◆ Directions for this task ◆
Copy, in full, each line of the material that holds the word "المالك".

◆ The input ◆

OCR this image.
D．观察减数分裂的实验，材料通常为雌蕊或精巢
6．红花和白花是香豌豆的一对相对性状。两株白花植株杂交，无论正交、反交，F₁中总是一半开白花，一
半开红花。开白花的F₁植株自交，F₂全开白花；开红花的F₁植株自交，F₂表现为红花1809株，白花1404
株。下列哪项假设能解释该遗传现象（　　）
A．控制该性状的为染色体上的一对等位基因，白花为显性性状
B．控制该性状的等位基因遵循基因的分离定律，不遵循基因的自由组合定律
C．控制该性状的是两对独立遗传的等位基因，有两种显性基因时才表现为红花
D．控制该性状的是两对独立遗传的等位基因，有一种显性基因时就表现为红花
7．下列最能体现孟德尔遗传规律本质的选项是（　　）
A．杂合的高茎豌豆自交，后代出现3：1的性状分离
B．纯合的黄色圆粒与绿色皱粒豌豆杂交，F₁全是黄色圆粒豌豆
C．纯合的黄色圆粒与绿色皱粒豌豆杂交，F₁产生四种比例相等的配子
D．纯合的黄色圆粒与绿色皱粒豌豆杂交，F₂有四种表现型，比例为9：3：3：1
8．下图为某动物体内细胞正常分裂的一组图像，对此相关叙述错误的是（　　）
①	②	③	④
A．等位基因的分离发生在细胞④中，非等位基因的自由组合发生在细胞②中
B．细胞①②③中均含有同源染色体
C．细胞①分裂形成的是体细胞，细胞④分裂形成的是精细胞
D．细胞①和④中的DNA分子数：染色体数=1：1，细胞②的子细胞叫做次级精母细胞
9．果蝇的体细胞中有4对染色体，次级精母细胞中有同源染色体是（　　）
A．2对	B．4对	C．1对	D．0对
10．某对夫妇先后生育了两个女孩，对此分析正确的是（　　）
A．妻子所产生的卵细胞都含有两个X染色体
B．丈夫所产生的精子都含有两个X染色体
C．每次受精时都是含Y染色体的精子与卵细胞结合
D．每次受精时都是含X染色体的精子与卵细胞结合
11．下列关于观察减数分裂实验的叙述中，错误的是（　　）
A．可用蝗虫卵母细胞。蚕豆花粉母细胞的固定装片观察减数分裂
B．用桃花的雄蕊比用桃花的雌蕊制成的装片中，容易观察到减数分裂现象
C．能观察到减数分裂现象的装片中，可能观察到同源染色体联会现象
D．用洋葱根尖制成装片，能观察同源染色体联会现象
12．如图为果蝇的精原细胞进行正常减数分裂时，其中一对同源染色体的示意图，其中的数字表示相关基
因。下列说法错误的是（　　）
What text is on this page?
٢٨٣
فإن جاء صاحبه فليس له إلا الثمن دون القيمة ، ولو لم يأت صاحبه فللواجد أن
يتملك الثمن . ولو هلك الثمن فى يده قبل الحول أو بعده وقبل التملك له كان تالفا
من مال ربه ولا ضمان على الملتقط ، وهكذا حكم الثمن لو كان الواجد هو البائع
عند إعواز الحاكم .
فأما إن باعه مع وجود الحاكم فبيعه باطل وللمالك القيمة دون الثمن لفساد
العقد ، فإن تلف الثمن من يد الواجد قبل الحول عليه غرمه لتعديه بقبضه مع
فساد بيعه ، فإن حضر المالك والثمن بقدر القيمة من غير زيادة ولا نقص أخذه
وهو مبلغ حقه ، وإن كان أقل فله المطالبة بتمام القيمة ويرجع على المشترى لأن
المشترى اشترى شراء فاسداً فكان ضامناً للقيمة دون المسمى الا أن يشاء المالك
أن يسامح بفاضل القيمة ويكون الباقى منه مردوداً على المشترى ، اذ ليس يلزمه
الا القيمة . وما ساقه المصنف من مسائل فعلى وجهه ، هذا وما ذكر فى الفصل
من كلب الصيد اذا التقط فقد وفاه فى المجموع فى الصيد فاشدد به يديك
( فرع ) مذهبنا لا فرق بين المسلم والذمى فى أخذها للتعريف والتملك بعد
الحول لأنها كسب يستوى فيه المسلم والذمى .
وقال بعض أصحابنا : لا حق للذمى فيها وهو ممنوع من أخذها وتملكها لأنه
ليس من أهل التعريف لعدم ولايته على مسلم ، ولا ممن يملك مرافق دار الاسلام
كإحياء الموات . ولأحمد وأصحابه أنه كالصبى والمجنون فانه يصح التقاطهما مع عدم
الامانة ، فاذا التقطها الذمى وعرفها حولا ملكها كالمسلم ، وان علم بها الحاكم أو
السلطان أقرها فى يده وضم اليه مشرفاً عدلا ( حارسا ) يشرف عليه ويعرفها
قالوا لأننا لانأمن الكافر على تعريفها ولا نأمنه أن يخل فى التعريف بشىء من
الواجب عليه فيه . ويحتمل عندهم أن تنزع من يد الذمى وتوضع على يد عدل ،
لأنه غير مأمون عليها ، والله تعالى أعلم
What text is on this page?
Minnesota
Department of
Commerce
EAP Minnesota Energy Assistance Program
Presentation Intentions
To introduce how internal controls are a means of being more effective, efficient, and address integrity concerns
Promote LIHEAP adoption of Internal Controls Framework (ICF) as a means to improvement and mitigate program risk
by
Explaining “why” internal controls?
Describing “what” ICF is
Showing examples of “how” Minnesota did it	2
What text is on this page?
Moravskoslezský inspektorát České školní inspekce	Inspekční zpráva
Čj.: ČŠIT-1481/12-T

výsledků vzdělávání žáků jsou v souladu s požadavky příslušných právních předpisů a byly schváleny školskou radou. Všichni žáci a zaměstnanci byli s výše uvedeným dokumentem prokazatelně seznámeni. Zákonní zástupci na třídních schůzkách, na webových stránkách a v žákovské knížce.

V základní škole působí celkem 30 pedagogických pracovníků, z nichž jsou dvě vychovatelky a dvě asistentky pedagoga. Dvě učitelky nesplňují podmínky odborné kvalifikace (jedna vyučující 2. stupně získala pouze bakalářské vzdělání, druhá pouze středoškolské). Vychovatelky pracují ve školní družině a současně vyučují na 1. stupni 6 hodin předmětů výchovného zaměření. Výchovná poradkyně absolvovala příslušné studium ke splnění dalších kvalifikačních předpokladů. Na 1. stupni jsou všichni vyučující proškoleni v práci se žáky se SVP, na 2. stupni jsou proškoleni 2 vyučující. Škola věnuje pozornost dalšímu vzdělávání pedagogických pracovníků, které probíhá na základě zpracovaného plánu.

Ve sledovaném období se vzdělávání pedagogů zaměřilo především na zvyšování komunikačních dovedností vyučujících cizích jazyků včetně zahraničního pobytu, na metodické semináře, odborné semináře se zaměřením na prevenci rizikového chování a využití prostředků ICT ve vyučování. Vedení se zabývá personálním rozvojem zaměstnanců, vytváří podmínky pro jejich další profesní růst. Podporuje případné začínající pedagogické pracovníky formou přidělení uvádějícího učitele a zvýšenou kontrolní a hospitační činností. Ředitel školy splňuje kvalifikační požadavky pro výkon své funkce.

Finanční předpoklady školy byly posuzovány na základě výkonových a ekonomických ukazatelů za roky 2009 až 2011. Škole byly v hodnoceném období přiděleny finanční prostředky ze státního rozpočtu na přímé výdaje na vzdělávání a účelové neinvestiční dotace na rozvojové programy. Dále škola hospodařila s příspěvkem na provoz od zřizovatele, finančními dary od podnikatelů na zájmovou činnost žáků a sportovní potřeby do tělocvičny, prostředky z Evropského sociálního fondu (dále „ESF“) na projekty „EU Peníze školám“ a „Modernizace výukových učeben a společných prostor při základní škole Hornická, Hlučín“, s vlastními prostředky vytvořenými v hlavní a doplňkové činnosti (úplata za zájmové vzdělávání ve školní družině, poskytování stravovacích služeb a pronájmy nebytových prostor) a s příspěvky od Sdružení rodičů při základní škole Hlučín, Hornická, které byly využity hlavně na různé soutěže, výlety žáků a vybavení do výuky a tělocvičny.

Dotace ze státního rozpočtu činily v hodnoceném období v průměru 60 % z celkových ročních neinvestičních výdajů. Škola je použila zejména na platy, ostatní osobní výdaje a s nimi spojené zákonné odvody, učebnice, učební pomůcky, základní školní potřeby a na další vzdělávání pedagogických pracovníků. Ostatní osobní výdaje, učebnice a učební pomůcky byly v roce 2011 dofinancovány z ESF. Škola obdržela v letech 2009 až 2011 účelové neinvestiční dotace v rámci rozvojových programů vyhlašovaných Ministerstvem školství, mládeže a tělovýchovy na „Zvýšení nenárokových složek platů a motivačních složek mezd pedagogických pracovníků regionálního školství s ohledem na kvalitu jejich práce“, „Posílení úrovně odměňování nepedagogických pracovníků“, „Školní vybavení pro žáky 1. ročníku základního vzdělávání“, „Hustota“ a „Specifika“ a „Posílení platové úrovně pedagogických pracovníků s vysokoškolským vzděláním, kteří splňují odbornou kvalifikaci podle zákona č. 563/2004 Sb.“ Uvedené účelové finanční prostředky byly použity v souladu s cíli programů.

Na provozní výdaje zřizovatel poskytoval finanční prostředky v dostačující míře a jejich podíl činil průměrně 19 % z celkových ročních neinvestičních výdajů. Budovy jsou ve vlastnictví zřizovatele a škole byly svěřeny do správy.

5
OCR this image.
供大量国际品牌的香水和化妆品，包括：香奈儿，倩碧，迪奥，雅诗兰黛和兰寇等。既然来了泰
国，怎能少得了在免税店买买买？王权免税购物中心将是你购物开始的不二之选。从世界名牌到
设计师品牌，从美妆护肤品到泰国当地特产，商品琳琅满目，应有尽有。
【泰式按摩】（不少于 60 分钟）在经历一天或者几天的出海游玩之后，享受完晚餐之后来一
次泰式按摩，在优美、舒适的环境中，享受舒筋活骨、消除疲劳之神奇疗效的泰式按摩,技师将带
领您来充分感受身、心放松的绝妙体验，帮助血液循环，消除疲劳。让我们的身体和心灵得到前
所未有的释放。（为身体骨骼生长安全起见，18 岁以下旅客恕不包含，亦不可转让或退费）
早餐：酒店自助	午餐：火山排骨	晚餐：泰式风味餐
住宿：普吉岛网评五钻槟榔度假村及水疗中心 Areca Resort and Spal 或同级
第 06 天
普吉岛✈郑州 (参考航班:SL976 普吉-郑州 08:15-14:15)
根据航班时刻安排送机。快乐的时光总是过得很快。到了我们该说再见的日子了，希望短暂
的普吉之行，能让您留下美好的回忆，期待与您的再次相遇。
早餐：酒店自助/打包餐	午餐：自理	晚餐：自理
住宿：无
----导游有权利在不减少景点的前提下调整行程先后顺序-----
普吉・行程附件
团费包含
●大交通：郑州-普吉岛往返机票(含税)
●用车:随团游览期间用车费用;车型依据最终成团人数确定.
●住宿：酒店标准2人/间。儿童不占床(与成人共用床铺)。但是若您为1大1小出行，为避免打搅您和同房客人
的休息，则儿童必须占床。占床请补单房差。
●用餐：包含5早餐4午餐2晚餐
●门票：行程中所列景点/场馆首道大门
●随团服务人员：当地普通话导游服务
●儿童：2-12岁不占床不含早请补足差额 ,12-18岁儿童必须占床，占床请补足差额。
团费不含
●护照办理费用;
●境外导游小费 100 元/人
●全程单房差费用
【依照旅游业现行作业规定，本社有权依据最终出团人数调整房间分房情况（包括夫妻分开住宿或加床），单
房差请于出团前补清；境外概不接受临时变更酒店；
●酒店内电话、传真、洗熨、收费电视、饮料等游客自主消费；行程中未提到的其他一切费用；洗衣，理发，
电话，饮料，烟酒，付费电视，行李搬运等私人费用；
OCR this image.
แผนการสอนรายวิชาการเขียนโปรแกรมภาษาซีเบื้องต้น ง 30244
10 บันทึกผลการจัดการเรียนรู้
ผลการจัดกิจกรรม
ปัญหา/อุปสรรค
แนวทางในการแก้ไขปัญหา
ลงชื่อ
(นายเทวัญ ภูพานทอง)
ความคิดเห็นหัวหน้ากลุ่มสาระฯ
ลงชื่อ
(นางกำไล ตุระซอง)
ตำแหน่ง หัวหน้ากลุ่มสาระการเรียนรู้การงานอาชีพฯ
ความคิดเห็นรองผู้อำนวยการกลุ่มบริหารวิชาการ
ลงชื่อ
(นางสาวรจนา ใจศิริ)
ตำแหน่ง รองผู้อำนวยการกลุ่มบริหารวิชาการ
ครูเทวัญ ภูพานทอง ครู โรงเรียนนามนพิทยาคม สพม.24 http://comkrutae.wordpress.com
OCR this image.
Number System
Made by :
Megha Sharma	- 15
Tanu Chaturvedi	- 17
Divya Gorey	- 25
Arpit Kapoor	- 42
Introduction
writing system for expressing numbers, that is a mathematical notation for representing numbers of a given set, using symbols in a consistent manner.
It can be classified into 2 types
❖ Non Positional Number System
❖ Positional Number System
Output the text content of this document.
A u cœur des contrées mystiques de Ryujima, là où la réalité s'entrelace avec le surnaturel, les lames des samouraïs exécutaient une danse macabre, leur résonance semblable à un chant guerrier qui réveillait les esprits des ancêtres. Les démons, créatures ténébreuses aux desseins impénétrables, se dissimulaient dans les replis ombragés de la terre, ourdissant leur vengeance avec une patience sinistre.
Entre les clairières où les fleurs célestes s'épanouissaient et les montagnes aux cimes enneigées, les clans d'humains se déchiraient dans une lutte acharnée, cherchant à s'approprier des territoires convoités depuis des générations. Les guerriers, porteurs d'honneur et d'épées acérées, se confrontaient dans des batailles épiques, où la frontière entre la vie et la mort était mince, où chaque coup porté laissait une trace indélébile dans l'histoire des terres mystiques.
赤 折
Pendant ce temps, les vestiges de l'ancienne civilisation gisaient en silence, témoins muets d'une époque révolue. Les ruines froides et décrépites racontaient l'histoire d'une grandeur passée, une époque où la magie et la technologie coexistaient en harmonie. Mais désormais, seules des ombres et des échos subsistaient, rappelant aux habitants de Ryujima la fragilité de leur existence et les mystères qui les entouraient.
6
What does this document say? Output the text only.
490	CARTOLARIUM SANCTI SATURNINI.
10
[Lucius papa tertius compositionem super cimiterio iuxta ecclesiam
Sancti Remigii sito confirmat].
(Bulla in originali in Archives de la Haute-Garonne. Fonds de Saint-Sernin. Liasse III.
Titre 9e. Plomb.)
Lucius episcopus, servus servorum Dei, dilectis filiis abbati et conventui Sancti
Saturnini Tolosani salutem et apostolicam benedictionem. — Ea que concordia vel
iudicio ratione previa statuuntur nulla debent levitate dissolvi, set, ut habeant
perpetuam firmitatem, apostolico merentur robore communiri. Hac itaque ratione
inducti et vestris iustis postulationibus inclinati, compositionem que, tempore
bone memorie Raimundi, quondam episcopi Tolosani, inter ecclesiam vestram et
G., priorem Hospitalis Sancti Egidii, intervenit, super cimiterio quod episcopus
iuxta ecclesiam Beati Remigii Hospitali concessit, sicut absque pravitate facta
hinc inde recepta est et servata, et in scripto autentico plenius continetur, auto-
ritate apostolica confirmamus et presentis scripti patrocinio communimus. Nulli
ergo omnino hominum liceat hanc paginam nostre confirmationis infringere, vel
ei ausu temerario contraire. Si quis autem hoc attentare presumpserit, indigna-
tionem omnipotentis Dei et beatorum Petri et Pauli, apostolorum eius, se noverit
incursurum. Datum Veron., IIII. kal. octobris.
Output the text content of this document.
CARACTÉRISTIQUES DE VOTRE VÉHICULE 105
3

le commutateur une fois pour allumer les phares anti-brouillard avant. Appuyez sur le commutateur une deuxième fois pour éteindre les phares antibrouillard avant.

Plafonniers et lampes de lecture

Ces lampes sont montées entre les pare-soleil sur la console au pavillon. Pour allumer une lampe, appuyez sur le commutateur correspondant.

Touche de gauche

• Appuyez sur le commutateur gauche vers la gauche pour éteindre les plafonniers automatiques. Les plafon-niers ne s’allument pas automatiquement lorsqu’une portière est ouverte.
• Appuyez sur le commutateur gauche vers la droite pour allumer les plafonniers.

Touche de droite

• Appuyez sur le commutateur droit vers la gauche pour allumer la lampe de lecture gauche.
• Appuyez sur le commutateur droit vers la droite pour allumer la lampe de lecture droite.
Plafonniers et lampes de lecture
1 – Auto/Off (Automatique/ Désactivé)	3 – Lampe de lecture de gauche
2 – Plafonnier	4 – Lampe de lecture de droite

◆ Exercise answer ◆
فساد بيعه ، فإن حضر المالك والثمن بقدر القيمة من غير زيادة ولا نقص أخذه
المشترى اشترى شراء فاسداً فكان ضامناً للقيمة دون المسمى الا أن يشاء المالك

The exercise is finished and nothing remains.